Stated goal a: Reproduce the entries starting with the line containing "Segment this screenshot: for" and going on through the line containing "text-run: ، وهو", both included, and omit the pictures from your answer.
=-=-=-=-=
Having acquired a reputation for his handling of low vernacular English with a series of plays which, with the solitary exception of A Slight Ache, involved working-class or lower middle-class people, Pinter moved into the West End of London and into a more elegant and sophisticated milieu with The Collection. The four characters in this play - originally written for television but since frequently performed on the stage - all come from the world of the rag trade. Harry Kane is a successful middle-aged man in the wholesale clothing business who lives in what is clearly a homosexual m6nage, with a young designer, Bill Lloyd, whom he has discovered. The peace of their household is disturbed by the intrusion of James Horne, who runs a boutique with his wife Stella; James has been told by Stella that she had been unfaithful to him with Bill - during a visit to Leeds, where the season's collections were being shown. According to Stella's story Bill, who was staying at the same hotel, had followed her to her room and, taking advantage of her loneliness, more or less raped her.
=-=-=-=-=
Stated goal b: Transcribe the full passage on Pinter's The Collection word for word.

Entries supplied:
=-=-=-=-=
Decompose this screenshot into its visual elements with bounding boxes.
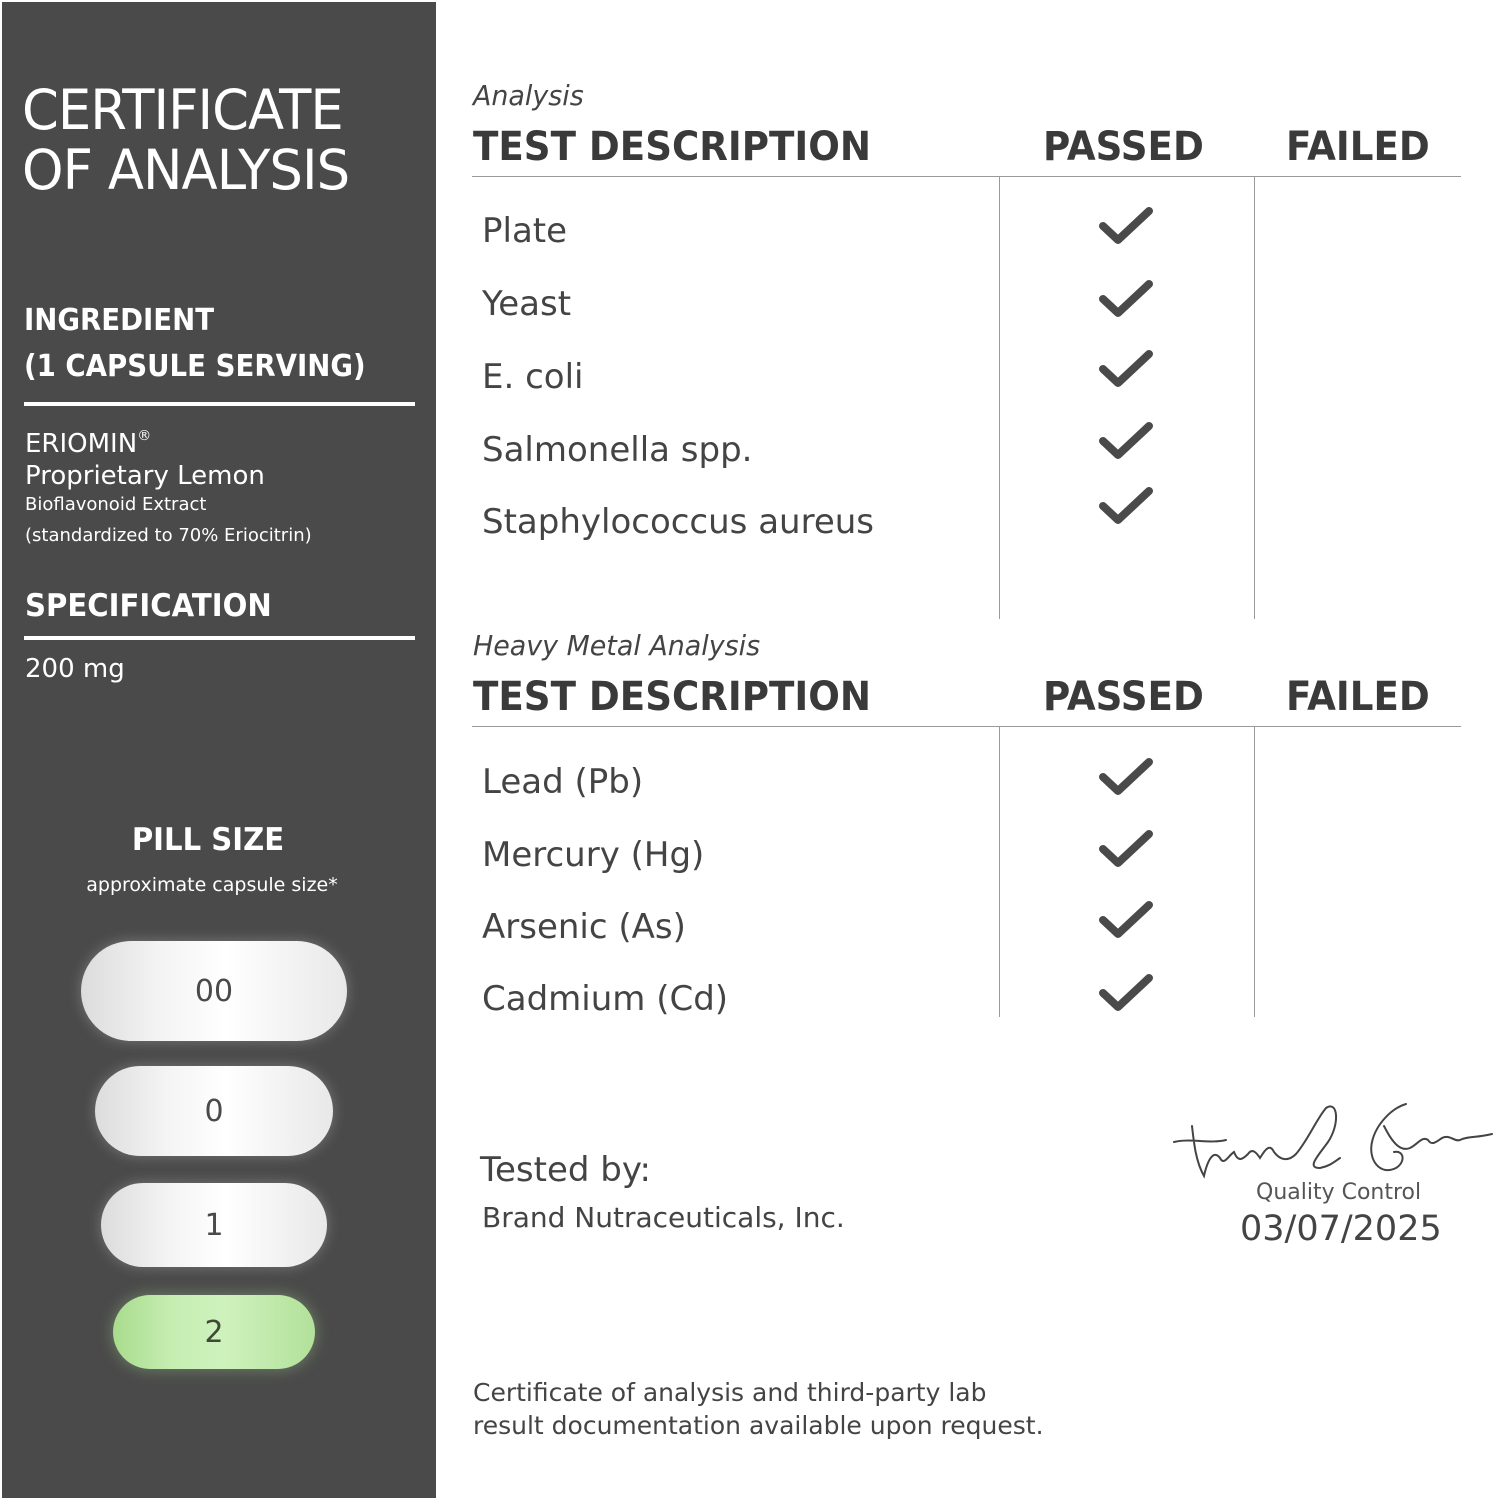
=-=-=-=-=
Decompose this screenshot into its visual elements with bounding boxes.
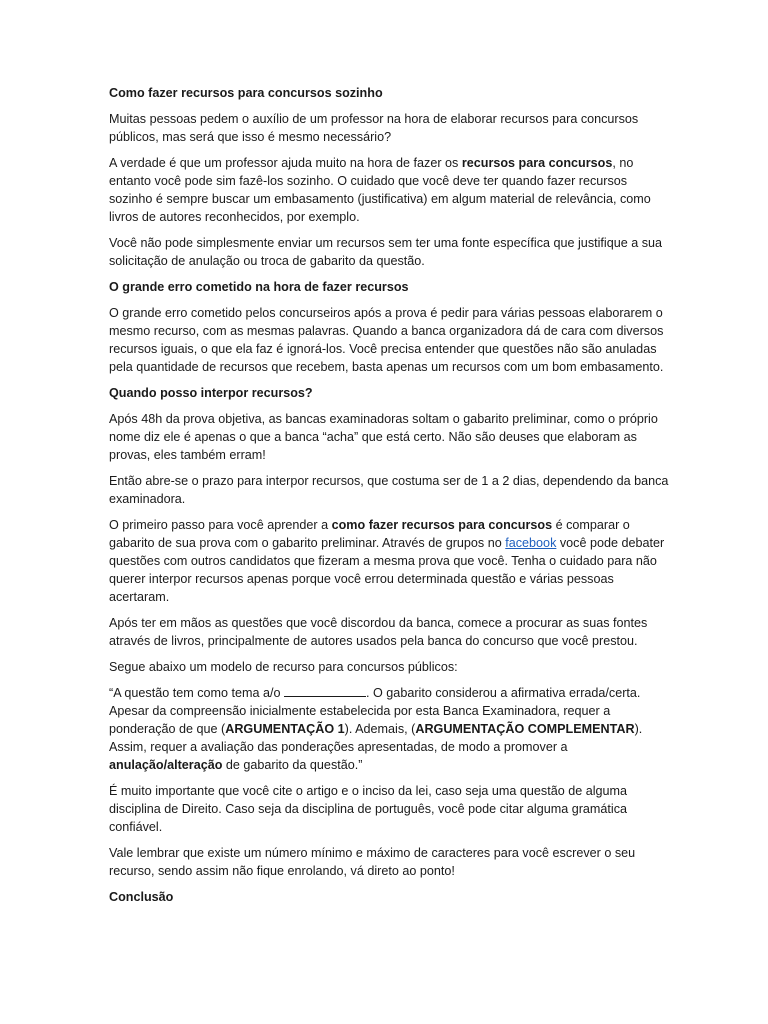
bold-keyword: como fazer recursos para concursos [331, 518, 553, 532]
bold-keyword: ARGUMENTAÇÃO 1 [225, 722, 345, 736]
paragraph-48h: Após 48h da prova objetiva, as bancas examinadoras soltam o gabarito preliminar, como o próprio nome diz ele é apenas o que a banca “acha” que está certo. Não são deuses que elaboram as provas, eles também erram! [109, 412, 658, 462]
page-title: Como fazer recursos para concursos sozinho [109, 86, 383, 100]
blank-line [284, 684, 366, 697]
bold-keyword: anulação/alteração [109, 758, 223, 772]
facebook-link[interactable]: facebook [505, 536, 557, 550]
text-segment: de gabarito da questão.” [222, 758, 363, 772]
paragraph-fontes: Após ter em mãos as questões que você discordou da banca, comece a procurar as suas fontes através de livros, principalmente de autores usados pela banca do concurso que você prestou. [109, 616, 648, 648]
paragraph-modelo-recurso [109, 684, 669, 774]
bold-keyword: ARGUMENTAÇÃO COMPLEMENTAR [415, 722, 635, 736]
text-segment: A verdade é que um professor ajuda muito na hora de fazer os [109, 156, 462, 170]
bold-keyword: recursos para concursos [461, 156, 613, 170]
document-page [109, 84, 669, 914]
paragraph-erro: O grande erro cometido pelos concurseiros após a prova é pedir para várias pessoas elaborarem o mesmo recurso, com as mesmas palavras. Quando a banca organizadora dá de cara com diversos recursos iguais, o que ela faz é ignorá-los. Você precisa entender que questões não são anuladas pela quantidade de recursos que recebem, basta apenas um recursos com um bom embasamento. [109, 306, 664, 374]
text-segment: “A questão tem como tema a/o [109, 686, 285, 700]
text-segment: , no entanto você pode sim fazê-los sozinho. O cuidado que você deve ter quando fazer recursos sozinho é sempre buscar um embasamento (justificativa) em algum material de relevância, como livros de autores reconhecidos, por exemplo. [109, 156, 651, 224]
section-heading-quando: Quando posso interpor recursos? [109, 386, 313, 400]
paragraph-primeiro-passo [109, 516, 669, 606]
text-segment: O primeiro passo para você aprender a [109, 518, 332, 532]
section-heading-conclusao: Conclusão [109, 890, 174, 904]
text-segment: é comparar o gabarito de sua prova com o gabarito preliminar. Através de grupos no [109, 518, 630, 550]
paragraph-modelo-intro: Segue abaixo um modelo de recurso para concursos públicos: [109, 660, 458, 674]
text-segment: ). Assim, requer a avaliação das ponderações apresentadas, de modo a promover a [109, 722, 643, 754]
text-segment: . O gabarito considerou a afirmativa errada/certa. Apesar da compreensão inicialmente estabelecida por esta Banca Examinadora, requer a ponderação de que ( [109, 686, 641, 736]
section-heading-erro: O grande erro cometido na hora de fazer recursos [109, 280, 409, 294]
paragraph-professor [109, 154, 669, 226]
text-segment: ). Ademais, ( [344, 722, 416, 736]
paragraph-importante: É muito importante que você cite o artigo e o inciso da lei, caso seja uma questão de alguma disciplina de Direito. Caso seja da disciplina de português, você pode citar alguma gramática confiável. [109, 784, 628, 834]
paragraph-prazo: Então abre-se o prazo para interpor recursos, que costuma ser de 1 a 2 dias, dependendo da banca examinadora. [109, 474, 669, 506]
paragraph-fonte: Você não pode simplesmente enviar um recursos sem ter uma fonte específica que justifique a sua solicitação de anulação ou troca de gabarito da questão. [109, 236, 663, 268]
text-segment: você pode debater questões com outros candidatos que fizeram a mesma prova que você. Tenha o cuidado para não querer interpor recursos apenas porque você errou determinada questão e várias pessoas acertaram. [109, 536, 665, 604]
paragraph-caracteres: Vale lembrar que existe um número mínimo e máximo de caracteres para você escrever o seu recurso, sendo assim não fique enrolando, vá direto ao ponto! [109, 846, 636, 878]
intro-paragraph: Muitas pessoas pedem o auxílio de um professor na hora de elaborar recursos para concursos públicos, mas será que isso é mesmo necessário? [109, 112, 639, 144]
=-=-=-=-=
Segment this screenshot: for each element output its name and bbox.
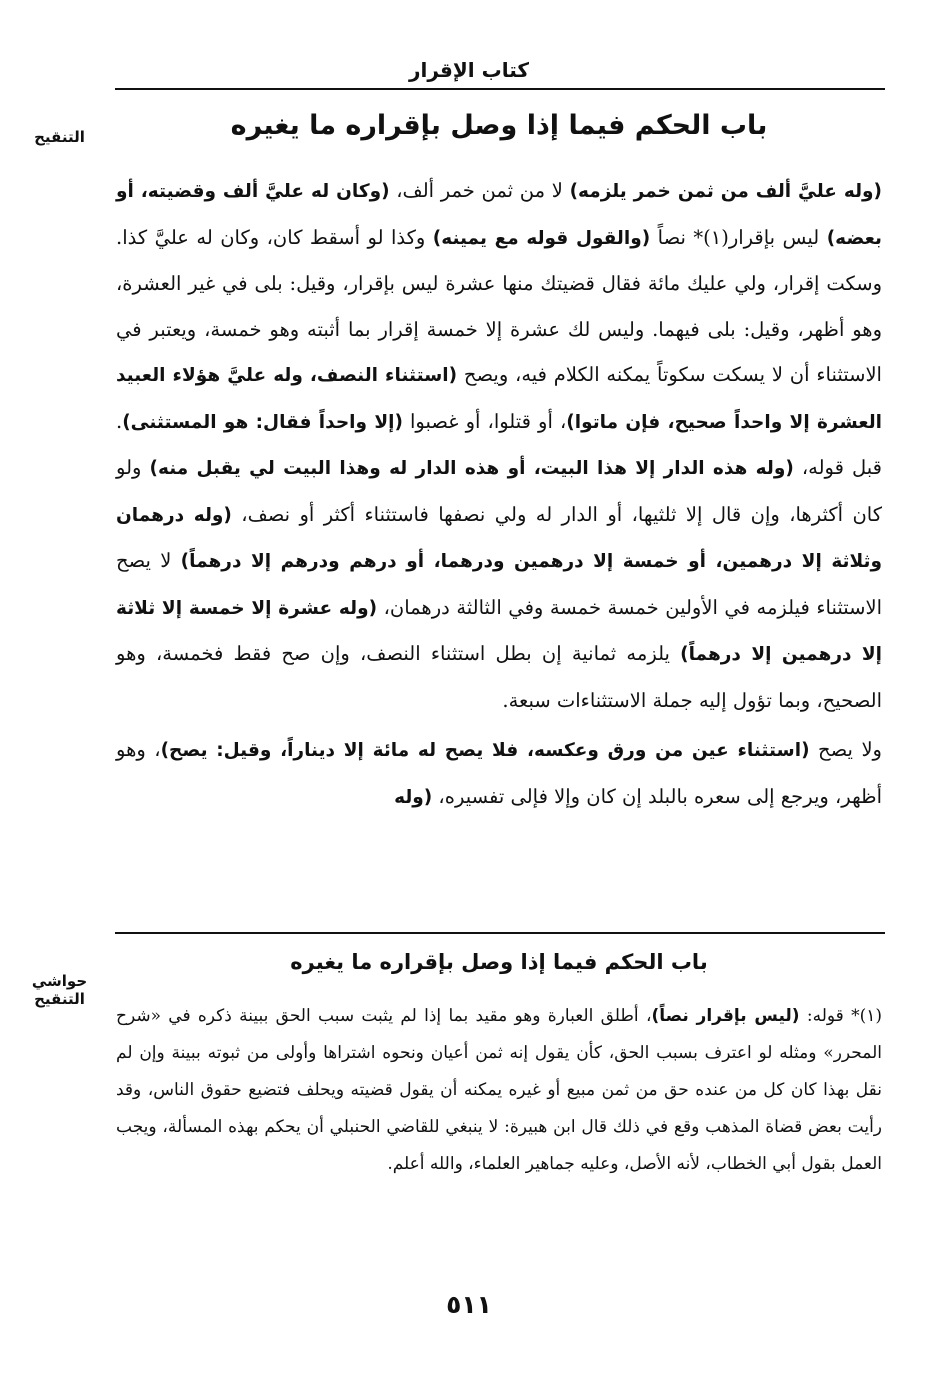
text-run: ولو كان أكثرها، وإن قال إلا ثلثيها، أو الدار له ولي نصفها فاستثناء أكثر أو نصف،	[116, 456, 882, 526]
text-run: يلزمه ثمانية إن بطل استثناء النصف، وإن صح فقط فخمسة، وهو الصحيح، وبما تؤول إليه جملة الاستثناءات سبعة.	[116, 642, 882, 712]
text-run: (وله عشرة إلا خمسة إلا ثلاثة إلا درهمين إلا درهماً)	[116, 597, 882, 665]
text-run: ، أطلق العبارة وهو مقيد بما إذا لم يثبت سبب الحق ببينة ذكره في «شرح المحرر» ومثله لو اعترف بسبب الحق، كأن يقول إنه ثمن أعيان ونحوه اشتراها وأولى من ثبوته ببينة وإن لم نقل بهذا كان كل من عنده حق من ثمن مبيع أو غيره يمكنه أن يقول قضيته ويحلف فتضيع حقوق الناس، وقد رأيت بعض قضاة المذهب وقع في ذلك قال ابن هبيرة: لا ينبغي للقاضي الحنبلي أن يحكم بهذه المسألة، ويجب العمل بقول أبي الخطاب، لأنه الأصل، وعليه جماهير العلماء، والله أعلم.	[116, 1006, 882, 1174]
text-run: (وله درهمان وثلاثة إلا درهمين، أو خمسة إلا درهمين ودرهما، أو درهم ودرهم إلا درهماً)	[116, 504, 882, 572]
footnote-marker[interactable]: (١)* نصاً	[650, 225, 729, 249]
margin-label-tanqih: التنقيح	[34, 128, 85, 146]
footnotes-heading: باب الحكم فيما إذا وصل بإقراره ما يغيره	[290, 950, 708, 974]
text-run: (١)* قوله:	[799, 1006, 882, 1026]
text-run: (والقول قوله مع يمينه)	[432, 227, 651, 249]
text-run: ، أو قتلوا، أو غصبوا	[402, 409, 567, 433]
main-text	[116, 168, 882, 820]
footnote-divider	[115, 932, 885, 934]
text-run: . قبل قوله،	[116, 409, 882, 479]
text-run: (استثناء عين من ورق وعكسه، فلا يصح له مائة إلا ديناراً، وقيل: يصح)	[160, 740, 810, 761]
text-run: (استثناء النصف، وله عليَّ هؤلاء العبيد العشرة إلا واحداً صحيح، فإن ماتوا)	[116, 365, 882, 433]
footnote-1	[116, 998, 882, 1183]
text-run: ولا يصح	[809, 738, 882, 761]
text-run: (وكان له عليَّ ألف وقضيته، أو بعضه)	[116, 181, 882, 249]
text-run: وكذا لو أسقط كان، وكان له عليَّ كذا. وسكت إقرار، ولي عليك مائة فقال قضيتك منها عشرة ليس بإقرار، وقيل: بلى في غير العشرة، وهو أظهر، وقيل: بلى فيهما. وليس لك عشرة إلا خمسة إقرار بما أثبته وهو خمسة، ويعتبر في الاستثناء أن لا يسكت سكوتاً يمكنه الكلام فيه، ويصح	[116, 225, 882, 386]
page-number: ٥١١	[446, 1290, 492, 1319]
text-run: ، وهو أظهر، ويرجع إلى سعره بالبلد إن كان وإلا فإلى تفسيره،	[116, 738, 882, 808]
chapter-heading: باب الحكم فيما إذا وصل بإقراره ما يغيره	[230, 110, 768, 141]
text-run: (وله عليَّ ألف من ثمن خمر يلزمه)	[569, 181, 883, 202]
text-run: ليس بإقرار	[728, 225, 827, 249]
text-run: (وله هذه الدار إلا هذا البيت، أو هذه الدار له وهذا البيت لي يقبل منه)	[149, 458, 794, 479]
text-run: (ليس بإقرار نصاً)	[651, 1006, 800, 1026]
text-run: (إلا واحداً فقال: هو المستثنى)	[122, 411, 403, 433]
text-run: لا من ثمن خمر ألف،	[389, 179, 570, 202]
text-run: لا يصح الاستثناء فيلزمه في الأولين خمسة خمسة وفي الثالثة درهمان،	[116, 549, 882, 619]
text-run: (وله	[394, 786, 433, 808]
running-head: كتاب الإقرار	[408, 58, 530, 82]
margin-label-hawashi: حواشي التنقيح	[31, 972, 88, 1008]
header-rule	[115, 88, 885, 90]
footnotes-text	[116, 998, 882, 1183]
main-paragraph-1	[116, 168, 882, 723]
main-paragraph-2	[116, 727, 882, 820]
=-=-=-=-=
Right answer a:
Segment this screenshot: for each element output its name and bbox.
text-run: ولو كان أكثرها، وإن قال إلا ثلثيها، أو الدار له ولي نصفها فاستثناء أكثر أو نصف،	[116, 456, 882, 526]
text-run: يلزمه ثمانية إن بطل استثناء النصف، وإن صح فقط فخمسة، وهو الصحيح، وبما تؤول إليه جملة الاستثناءات سبعة.	[116, 642, 882, 712]
text-run: (وله عشرة إلا خمسة إلا ثلاثة إلا درهمين إلا درهماً)	[116, 597, 882, 665]
text-run: ، أطلق العبارة وهو مقيد بما إذا لم يثبت سبب الحق ببينة ذكره في «شرح المحرر» ومثله لو اعترف بسبب الحق، كأن يقول إنه ثمن أعيان ونحوه اشتراها وأولى من ثبوته ببينة وإن لم نقل بهذا كان كل من عنده حق من ثمن مبيع أو غيره يمكنه أن يقول قضيته ويحلف فتضيع حقوق الناس، وقد رأيت بعض قضاة المذهب وقع في ذلك قال ابن هبيرة: لا ينبغي للقاضي الحنبلي أن يحكم بهذه المسألة، ويجب العمل بقول أبي الخطاب، لأنه الأصل، وعليه جماهير العلماء، والله أعلم.	[116, 1006, 882, 1174]
text-run: (وله درهمان وثلاثة إلا درهمين، أو خمسة إلا درهمين ودرهما، أو درهم ودرهم إلا درهماً)	[116, 504, 882, 572]
footnote-marker[interactable]: (١)* نصاً	[650, 225, 729, 249]
margin-label-tanqih: التنقيح	[34, 128, 85, 146]
footnotes-heading: باب الحكم فيما إذا وصل بإقراره ما يغيره	[290, 950, 708, 974]
text-run: (١)* قوله:	[799, 1006, 882, 1026]
text-run: (والقول قوله مع يمينه)	[432, 227, 651, 249]
text-run: ، أو قتلوا، أو غصبوا	[402, 409, 567, 433]
main-text	[116, 168, 882, 820]
footnote-divider	[115, 932, 885, 934]
text-run: . قبل قوله،	[116, 409, 882, 479]
text-run: (استثناء عين من ورق وعكسه، فلا يصح له مائة إلا ديناراً، وقيل: يصح)	[160, 740, 810, 761]
text-run: (استثناء النصف، وله عليَّ هؤلاء العبيد العشرة إلا واحداً صحيح، فإن ماتوا)	[116, 365, 882, 433]
footnote-1	[116, 998, 882, 1183]
text-run: ولا يصح	[809, 738, 882, 761]
text-run: (وكان له عليَّ ألف وقضيته، أو بعضه)	[116, 181, 882, 249]
text-run: وكذا لو أسقط كان، وكان له عليَّ كذا. وسكت إقرار، ولي عليك مائة فقال قضيتك منها عشرة ليس بإقرار، وقيل: بلى في غير العشرة، وهو أظهر، وقيل: بلى فيهما. وليس لك عشرة إلا خمسة إقرار بما أثبته وهو خمسة، ويعتبر في الاستثناء أن لا يسكت سكوتاً يمكنه الكلام فيه، ويصح	[116, 225, 882, 386]
page-number: ٥١١	[446, 1290, 492, 1319]
text-run: ، وهو أظهر، ويرجع إلى سعره بالبلد إن كان وإلا فإلى تفسيره،	[116, 738, 882, 808]

Right answer b:
Having acquired a reputation for his handling of low vernacular English with a series of plays which, with the solitary exception of A Slight Ache, involved working-class or lower middle-class people, Pinter moved into the West End of London and into a more elegant and sophisticated milieu with The Collection. The four characters in this play - originally written for television but since frequently performed on the stage - all come from the world of the rag trade. Harry Kane is a successful middle-aged man in the wholesale clothing business who lives in what is clearly a homosexual m6nage, with a young designer, Bill Lloyd, whom he has discovered. The peace of their household is disturbed by the intrusion of James Horne, who runs a boutique with his wife Stella; James has been told by Stella that she had been unfaithful to him with Bill - during a visit to Leeds, where the season's collections were being shown. According to Stella's story Bill, who was staying at the same hotel, had followed her to her room and, taking advantage of her loneliness, more or less raped her.